Entries from a page text dataset
■ ■ ■ ■

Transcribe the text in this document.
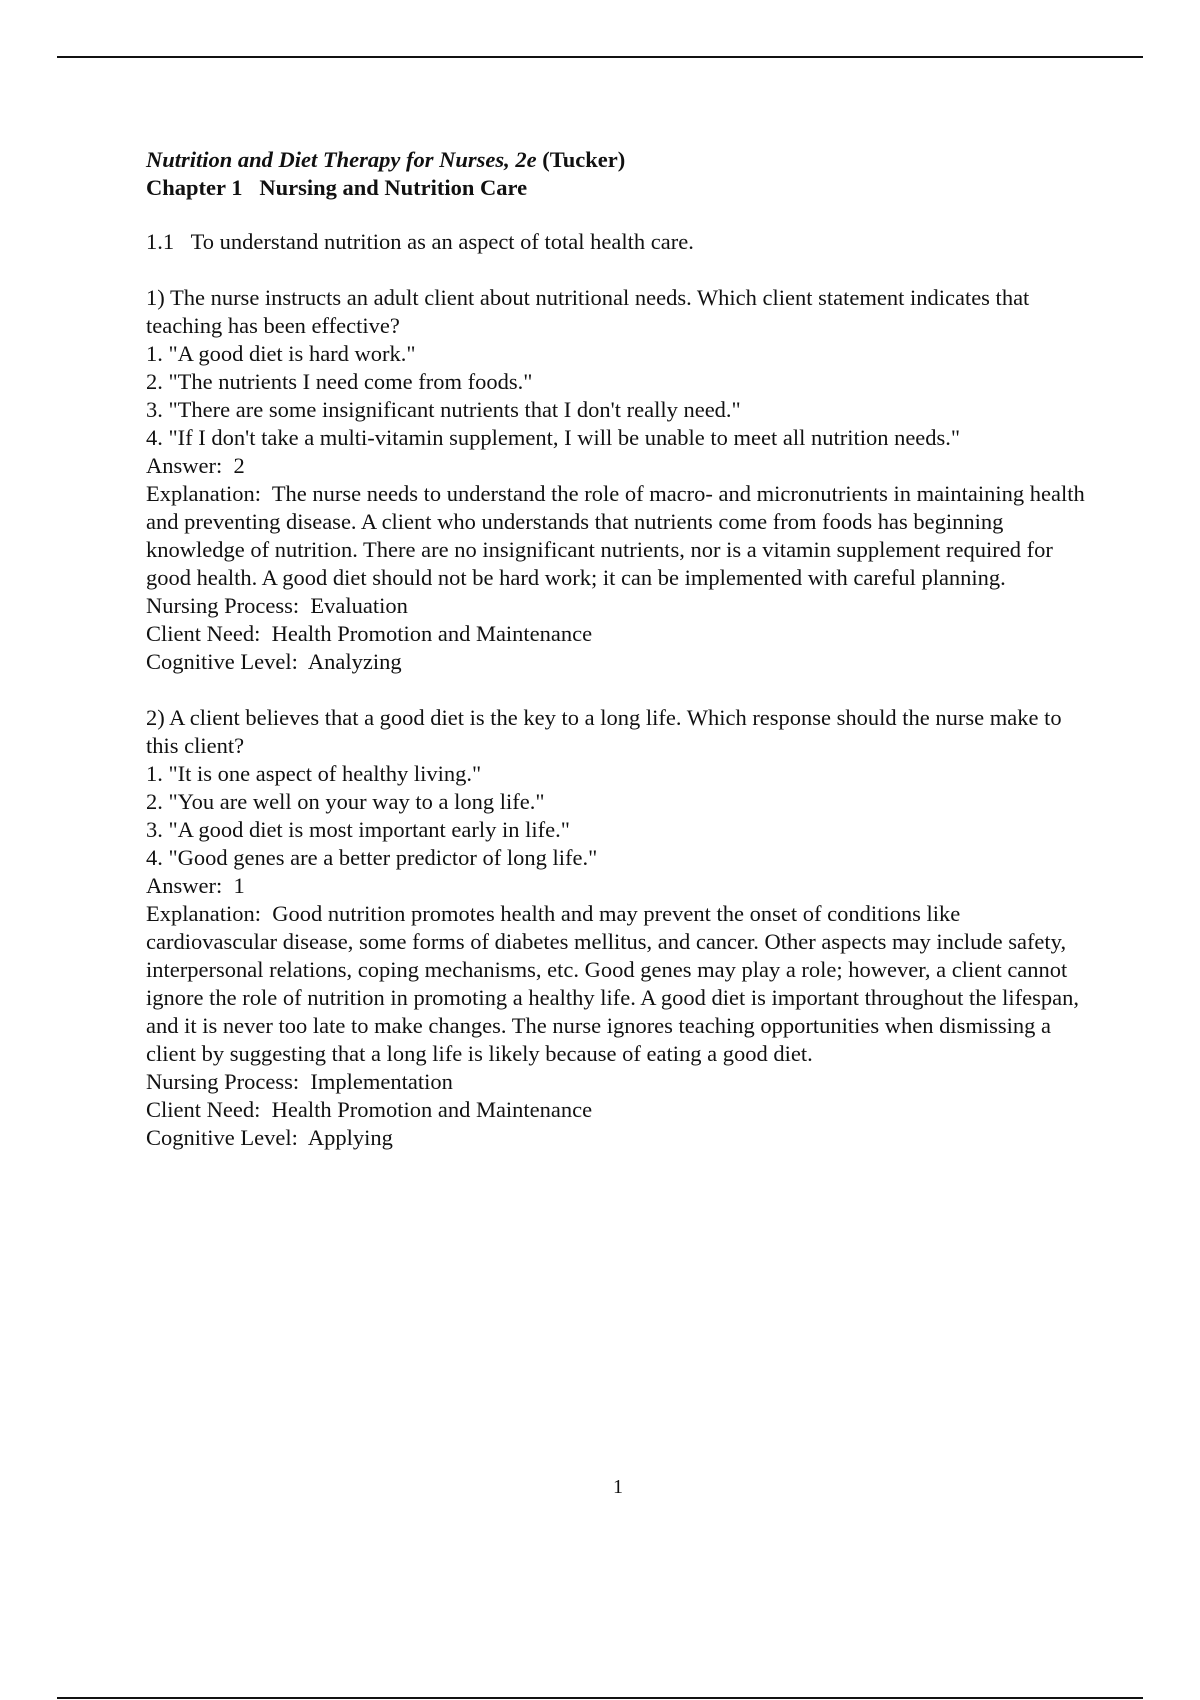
Nutrition and Diet Therapy for Nurses, 2e (Tucker)

Chapter 1   Nursing and Nutrition Care

1.1   To understand nutrition as an aspect of total health care.

1) The nurse instructs an adult client about nutritional needs. Which client statement indicates that teaching has been effective?

1. "A good diet is hard work."

2. "The nutrients I need come from foods."

3. "There are some insignificant nutrients that I don't really need."

4. "If I don't take a multi-vitamin supplement, I will be unable to meet all nutrition needs."

Answer:  2

Explanation:  The nurse needs to understand the role of macro- and micronutrients in maintaining health and preventing disease. A client who understands that nutrients come from foods has beginning knowledge of nutrition. There are no insignificant nutrients, nor is a vitamin supplement required for good health. A good diet should not be hard work; it can be implemented with careful planning.

Nursing Process:  Evaluation

Client Need:  Health Promotion and Maintenance

Cognitive Level:  Analyzing

2) A client believes that a good diet is the key to a long life. Which response should the nurse make to this client?

1. "It is one aspect of healthy living."

2. "You are well on your way to a long life."

3. "A good diet is most important early in life."

4. "Good genes are a better predictor of long life."

Answer:  1

Explanation:  Good nutrition promotes health and may prevent the onset of conditions like cardiovascular disease, some forms of diabetes mellitus, and cancer. Other aspects may include safety, interpersonal relations, coping mechanisms, etc. Good genes may play a role; however, a client cannot ignore the role of nutrition in promoting a healthy life. A good diet is important throughout the lifespan, and it is never too late to make changes. The nurse ignores teaching opportunities when dismissing a client by suggesting that a long life is likely because of eating a good diet.

Nursing Process:  Implementation

Client Need:  Health Promotion and Maintenance

Cognitive Level:  Applying

1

■ ■ ■ ■

Filter the records for lines holding the string "Cognitive". Copy each one.

Cognitive Level:  Analyzing
Cognitive Level:  Applying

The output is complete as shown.